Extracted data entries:

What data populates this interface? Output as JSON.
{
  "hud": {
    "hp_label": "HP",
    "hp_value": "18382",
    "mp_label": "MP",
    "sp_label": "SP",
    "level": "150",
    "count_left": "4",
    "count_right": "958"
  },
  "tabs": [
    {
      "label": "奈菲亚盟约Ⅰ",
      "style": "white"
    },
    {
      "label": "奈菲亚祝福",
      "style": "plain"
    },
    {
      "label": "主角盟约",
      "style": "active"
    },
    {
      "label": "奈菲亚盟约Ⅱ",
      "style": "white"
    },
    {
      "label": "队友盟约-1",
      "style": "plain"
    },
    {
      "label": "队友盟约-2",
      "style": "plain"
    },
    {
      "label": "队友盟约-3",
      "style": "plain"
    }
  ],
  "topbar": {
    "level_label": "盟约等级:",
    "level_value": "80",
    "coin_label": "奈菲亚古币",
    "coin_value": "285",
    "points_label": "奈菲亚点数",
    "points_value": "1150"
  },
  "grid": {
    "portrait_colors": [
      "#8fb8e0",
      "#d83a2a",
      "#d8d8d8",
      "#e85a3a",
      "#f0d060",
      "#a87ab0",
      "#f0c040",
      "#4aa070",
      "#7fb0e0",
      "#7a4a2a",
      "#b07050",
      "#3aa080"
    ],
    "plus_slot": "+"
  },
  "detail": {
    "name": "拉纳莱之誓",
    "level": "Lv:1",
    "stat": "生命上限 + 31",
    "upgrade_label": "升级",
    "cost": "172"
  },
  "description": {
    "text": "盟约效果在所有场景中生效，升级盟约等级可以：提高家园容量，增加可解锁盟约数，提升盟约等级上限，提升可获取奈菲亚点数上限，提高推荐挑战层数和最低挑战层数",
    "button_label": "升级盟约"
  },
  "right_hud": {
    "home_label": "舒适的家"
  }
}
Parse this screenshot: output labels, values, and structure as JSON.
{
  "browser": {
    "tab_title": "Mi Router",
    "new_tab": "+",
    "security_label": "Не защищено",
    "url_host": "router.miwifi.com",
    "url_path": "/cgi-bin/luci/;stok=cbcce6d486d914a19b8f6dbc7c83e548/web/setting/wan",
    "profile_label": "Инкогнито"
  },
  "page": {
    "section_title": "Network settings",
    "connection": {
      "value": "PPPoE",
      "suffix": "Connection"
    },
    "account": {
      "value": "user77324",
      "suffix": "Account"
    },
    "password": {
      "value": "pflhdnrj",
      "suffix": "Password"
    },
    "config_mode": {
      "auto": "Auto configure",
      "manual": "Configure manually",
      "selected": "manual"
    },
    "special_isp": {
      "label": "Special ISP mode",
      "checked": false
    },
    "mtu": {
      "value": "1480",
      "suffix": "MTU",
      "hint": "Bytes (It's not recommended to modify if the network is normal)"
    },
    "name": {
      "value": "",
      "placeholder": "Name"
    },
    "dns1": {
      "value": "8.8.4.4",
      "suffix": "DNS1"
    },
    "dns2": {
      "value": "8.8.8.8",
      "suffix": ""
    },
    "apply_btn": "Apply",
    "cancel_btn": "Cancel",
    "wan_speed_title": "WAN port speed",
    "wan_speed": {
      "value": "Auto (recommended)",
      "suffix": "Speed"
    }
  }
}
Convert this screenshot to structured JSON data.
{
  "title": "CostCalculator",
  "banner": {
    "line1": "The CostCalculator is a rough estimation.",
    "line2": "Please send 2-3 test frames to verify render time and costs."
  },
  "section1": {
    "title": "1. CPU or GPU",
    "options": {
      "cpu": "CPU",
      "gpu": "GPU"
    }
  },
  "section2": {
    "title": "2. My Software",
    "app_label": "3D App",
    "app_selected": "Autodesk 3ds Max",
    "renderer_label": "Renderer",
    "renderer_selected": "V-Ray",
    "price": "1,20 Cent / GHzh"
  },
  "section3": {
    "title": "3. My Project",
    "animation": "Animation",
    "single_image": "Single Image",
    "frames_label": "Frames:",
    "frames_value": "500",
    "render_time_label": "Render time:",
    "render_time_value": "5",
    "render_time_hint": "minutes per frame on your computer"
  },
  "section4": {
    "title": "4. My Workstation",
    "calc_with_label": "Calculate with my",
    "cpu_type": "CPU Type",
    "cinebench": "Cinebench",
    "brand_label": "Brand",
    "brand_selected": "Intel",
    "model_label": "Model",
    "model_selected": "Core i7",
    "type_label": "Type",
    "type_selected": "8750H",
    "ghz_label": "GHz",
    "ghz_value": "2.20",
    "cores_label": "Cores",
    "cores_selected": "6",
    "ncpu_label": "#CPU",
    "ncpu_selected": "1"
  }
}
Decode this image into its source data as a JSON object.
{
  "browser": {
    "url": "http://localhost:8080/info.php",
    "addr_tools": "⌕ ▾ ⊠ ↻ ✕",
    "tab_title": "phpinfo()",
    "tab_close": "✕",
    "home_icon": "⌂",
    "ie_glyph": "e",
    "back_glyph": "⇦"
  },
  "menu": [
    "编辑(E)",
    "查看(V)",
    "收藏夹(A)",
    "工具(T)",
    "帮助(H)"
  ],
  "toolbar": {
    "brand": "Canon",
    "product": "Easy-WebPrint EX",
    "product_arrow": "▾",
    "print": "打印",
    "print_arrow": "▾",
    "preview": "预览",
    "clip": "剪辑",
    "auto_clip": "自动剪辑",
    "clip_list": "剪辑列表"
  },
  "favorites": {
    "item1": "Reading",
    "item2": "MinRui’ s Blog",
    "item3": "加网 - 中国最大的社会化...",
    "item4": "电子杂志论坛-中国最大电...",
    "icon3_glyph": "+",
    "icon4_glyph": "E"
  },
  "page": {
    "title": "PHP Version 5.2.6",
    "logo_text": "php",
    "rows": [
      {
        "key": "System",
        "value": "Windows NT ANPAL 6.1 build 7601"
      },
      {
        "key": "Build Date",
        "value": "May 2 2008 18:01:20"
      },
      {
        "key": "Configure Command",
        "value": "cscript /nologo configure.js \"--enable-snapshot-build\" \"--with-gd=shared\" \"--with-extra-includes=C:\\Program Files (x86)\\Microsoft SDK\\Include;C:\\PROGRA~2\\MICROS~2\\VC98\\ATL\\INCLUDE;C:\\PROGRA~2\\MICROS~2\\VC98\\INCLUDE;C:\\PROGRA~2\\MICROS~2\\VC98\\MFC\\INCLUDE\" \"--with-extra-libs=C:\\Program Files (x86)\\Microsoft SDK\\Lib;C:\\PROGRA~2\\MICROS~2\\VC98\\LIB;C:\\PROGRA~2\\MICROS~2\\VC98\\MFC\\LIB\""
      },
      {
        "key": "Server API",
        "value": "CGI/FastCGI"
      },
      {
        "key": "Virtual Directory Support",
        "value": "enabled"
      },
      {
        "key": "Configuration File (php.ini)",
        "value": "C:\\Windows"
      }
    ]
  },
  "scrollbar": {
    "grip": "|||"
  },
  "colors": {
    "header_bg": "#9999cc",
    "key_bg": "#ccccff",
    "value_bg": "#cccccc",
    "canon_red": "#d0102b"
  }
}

* _Given exercise_: Exact copies of all the records are required.

* _Output of the task_:
What data populates this interface? Output as JSON.
{
  "hud": {
    "hp_label": "HP",
    "hp_value": "18382",
    "mp_label": "MP",
    "sp_label": "SP",
    "level": "150",
    "count_left": "4",
    "count_right": "958"
  },
  "tabs": [
    {
      "label": "奈菲亚盟约Ⅰ",
      "style": "white"
    },
    {
      "label": "奈菲亚祝福",
      "style": "plain"
    },
    {
      "label": "主角盟约",
      "style": "active"
    },
    {
      "label": "奈菲亚盟约Ⅱ",
      "style": "white"
    },
    {
      "label": "队友盟约-1",
      "style": "plain"
    },
    {
      "label": "队友盟约-2",
      "style": "plain"
    },
    {
      "label": "队友盟约-3",
      "style": "plain"
    }
  ],
  "topbar": {
    "level_label": "盟约等级:",
    "level_value": "80",
    "coin_label": "奈菲亚古币",
    "coin_value": "285",
    "points_label": "奈菲亚点数",
    "points_value": "1150"
  },
  "grid": {
    "portrait_colors": [
      "#8fb8e0",
      "#d83a2a",
      "#d8d8d8",
      "#e85a3a",
      "#f0d060",
      "#a87ab0",
      "#f0c040",
      "#4aa070",
      "#7fb0e0",
      "#7a4a2a",
      "#b07050",
      "#3aa080"
    ],
    "plus_slot": "+"
  },
  "detail": {
    "name": "拉纳莱之誓",
    "level": "Lv:1",
    "stat": "生命上限 + 31",
    "upgrade_label": "升级",
    "cost": "172"
  },
  "description": {
    "text": "盟约效果在所有场景中生效，升级盟约等级可以：提高家园容量，增加可解锁盟约数，提升盟约等级上限，提升可获取奈菲亚点数上限，提高推荐挑战层数和最低挑战层数",
    "button_label": "升级盟约"
  },
  "right_hud": {
    "home_label": "舒适的家"
  }
}
Parse this screenshot: output labels, values, and structure as JSON.
{
  "browser": {
    "tab_title": "Mi Router",
    "new_tab": "+",
    "security_label": "Не защищено",
    "url_host": "router.miwifi.com",
    "url_path": "/cgi-bin/luci/;stok=cbcce6d486d914a19b8f6dbc7c83e548/web/setting/wan",
    "profile_label": "Инкогнито"
  },
  "page": {
    "section_title": "Network settings",
    "connection": {
      "value": "PPPoE",
      "suffix": "Connection"
    },
    "account": {
      "value": "user77324",
      "suffix": "Account"
    },
    "password": {
      "value": "pflhdnrj",
      "suffix": "Password"
    },
    "config_mode": {
      "auto": "Auto configure",
      "manual": "Configure manually",
      "selected": "manual"
    },
    "special_isp": {
      "label": "Special ISP mode",
      "checked": false
    },
    "mtu": {
      "value": "1480",
      "suffix": "MTU",
      "hint": "Bytes (It's not recommended to modify if the network is normal)"
    },
    "name": {
      "value": "",
      "placeholder": "Name"
    },
    "dns1": {
      "value": "8.8.4.4",
      "suffix": "DNS1"
    },
    "dns2": {
      "value": "8.8.8.8",
      "suffix": ""
    },
    "apply_btn": "Apply",
    "cancel_btn": "Cancel",
    "wan_speed_title": "WAN port speed",
    "wan_speed": {
      "value": "Auto (recommended)",
      "suffix": "Speed"
    }
  }
}
Convert this screenshot to structured JSON data.
{
  "title": "CostCalculator",
  "banner": {
    "line1": "The CostCalculator is a rough estimation.",
    "line2": "Please send 2-3 test frames to verify render time and costs."
  },
  "section1": {
    "title": "1. CPU or GPU",
    "options": {
      "cpu": "CPU",
      "gpu": "GPU"
    }
  },
  "section2": {
    "title": "2. My Software",
    "app_label": "3D App",
    "app_selected": "Autodesk 3ds Max",
    "renderer_label": "Renderer",
    "renderer_selected": "V-Ray",
    "price": "1,20 Cent / GHzh"
  },
  "section3": {
    "title": "3. My Project",
    "animation": "Animation",
    "single_image": "Single Image",
    "frames_label": "Frames:",
    "frames_value": "500",
    "render_time_label": "Render time:",
    "render_time_value": "5",
    "render_time_hint": "minutes per frame on your computer"
  },
  "section4": {
    "title": "4. My Workstation",
    "calc_with_label": "Calculate with my",
    "cpu_type": "CPU Type",
    "cinebench": "Cinebench",
    "brand_label": "Brand",
    "brand_selected": "Intel",
    "model_label": "Model",
    "model_selected": "Core i7",
    "type_label": "Type",
    "type_selected": "8750H",
    "ghz_label": "GHz",
    "ghz_value": "2.20",
    "cores_label": "Cores",
    "cores_selected": "6",
    "ncpu_label": "#CPU",
    "ncpu_selected": "1"
  }
}
Decode this image into its source data as a JSON object.
{
  "browser": {
    "url": "http://localhost:8080/info.php",
    "addr_tools": "⌕ ▾ ⊠ ↻ ✕",
    "tab_title": "phpinfo()",
    "tab_close": "✕",
    "home_icon": "⌂",
    "ie_glyph": "e",
    "back_glyph": "⇦"
  },
  "menu": [
    "编辑(E)",
    "查看(V)",
    "收藏夹(A)",
    "工具(T)",
    "帮助(H)"
  ],
  "toolbar": {
    "brand": "Canon",
    "product": "Easy-WebPrint EX",
    "product_arrow": "▾",
    "print": "打印",
    "print_arrow": "▾",
    "preview": "预览",
    "clip": "剪辑",
    "auto_clip": "自动剪辑",
    "clip_list": "剪辑列表"
  },
  "favorites": {
    "item1": "Reading",
    "item2": "MinRui’ s Blog",
    "item3": "加网 - 中国最大的社会化...",
    "item4": "电子杂志论坛-中国最大电...",
    "icon3_glyph": "+",
    "icon4_glyph": "E"
  },
  "page": {
    "title": "PHP Version 5.2.6",
    "logo_text": "php",
    "rows": [
      {
        "key": "System",
        "value": "Windows NT ANPAL 6.1 build 7601"
      },
      {
        "key": "Build Date",
        "value": "May 2 2008 18:01:20"
      },
      {
        "key": "Configure Command",
        "value": "cscript /nologo configure.js \"--enable-snapshot-build\" \"--with-gd=shared\" \"--with-extra-includes=C:\\Program Files (x86)\\Microsoft SDK\\Include;C:\\PROGRA~2\\MICROS~2\\VC98\\ATL\\INCLUDE;C:\\PROGRA~2\\MICROS~2\\VC98\\INCLUDE;C:\\PROGRA~2\\MICROS~2\\VC98\\MFC\\INCLUDE\" \"--with-extra-libs=C:\\Program Files (x86)\\Microsoft SDK\\Lib;C:\\PROGRA~2\\MICROS~2\\VC98\\LIB;C:\\PROGRA~2\\MICROS~2\\VC98\\MFC\\LIB\""
      },
      {
        "key": "Server API",
        "value": "CGI/FastCGI"
      },
      {
        "key": "Virtual Directory Support",
        "value": "enabled"
      },
      {
        "key": "Configuration File (php.ini)",
        "value": "C:\\Windows"
      }
    ]
  },
  "scrollbar": {
    "grip": "|||"
  },
  "colors": {
    "header_bg": "#9999cc",
    "key_bg": "#ccccff",
    "value_bg": "#cccccc",
    "canon_red": "#d0102b"
  }
}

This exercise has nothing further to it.